WRITTEN REQUEST – Tell how many lines in these records contain the string "検証済み", with only the number as the reply.

MATERIAL FOR THIS EXERCISE –
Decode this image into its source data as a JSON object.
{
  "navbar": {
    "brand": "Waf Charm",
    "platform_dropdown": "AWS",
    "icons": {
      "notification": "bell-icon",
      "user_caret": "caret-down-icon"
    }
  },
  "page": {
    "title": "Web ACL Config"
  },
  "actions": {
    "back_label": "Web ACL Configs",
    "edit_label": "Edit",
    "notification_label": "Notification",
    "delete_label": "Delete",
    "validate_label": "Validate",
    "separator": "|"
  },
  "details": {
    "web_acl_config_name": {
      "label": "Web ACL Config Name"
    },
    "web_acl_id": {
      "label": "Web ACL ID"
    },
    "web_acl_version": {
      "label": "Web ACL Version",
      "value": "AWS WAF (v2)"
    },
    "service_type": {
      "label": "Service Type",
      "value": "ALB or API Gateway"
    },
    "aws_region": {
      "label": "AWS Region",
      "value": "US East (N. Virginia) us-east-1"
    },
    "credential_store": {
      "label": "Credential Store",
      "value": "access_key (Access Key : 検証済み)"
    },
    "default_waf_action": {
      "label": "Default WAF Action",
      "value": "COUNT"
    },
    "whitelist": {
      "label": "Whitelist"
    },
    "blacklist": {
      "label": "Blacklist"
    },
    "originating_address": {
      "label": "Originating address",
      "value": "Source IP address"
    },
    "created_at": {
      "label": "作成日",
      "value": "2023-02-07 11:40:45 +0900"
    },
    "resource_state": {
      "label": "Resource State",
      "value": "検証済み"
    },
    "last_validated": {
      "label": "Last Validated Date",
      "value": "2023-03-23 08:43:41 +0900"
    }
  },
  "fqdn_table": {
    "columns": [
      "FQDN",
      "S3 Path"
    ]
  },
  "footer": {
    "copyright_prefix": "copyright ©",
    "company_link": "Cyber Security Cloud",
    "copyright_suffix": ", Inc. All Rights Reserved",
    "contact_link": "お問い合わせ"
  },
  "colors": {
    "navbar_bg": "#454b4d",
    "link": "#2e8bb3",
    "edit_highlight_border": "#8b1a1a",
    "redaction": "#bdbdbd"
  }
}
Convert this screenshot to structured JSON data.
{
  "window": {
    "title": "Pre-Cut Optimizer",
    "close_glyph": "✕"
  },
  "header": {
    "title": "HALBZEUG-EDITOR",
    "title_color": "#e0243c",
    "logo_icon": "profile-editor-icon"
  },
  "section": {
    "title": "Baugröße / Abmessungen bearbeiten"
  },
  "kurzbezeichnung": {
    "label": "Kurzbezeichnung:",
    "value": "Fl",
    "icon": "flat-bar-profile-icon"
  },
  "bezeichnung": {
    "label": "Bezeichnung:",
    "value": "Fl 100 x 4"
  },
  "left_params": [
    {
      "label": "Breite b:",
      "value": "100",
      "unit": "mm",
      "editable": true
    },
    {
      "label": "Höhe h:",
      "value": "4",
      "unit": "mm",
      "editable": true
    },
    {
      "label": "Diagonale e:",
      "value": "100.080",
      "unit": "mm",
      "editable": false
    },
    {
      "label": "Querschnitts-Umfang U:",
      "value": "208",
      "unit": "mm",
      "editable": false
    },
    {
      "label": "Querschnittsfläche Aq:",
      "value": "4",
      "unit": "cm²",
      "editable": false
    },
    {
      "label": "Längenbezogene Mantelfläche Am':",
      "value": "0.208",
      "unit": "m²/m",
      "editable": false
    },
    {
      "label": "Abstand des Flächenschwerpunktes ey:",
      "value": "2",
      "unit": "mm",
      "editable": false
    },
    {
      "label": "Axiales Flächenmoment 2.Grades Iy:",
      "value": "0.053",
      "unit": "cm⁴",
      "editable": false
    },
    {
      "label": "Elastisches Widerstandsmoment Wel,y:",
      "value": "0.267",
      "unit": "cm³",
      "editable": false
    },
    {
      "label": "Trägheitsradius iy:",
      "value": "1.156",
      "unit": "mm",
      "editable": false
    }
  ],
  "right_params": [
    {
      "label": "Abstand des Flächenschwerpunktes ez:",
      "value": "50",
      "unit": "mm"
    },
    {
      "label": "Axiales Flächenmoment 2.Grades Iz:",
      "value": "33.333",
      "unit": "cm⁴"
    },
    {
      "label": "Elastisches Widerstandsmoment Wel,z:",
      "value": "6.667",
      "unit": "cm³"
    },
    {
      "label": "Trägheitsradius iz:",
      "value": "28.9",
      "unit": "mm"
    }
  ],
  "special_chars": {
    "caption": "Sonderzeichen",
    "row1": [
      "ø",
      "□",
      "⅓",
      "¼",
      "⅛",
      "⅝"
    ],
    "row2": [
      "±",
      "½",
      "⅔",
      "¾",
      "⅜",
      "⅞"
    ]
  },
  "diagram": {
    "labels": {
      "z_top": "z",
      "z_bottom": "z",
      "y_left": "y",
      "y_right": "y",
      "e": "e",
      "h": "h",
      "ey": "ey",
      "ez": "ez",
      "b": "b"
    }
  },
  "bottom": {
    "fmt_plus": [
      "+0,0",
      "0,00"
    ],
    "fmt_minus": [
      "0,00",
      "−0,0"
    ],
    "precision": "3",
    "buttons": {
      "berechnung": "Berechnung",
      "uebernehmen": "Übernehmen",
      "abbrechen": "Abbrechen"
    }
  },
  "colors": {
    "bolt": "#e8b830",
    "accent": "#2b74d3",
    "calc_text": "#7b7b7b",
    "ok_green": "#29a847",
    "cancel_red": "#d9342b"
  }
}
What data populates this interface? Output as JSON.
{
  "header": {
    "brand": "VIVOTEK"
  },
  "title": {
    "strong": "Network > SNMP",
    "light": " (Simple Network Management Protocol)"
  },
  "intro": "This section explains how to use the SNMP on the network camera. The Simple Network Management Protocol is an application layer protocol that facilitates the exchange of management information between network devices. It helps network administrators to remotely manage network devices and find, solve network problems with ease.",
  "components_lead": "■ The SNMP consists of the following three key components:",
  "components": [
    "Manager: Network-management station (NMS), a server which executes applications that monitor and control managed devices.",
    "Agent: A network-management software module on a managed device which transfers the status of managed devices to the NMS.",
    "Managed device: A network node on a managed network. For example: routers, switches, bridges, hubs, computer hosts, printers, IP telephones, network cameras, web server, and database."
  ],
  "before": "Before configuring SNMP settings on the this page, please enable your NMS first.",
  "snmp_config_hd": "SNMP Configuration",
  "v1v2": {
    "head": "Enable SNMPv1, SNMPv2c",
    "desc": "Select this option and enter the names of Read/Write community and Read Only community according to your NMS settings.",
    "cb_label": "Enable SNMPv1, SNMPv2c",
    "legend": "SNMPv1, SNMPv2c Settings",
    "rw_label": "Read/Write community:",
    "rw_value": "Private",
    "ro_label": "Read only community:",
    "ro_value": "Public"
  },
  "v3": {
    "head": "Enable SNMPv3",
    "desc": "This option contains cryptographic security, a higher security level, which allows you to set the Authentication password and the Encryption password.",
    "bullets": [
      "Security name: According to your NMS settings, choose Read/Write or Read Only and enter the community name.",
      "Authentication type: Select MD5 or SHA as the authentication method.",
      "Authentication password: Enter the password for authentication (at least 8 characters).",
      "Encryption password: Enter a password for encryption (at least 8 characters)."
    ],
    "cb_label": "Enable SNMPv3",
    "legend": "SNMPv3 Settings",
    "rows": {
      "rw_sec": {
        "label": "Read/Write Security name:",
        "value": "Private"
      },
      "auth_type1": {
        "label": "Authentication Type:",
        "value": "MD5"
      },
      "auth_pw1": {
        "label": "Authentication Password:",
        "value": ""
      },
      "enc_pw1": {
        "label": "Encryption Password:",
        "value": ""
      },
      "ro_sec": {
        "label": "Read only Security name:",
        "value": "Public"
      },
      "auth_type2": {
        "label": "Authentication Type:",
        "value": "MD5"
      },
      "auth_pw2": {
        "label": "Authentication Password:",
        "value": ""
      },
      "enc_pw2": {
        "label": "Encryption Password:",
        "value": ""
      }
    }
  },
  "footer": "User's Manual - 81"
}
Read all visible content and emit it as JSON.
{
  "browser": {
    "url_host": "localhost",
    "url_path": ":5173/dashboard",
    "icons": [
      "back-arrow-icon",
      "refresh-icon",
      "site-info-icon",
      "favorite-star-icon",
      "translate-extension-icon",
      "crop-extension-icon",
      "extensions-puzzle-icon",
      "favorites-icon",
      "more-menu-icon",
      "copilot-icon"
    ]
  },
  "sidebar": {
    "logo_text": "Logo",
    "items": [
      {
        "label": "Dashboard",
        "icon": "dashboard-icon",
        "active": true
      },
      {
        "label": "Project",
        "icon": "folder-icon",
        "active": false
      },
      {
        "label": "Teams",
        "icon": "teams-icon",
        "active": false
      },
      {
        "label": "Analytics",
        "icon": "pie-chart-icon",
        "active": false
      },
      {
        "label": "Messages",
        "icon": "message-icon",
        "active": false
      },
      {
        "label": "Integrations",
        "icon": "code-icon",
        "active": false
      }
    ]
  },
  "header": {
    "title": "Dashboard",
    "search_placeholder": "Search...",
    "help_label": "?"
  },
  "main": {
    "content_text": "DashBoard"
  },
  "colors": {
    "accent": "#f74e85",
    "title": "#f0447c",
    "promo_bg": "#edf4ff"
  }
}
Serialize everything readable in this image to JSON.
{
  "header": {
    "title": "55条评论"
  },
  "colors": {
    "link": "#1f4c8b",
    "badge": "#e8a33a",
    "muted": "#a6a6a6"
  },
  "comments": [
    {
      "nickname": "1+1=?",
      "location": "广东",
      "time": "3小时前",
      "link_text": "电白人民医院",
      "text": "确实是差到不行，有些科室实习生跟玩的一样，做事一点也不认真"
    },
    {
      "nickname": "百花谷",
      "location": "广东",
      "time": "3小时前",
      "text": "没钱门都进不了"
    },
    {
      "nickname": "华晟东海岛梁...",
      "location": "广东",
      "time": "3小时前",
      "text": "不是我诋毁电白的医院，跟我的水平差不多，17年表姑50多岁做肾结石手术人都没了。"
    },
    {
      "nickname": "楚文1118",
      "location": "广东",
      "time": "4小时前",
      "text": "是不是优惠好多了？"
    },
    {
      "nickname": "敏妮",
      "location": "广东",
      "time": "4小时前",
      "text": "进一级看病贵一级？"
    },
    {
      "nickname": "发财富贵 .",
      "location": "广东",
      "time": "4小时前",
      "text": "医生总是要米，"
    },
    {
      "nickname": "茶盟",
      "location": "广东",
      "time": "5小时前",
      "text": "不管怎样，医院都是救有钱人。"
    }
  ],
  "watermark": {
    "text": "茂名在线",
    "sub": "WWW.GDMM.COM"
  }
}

SOLVED EXERCISE – 2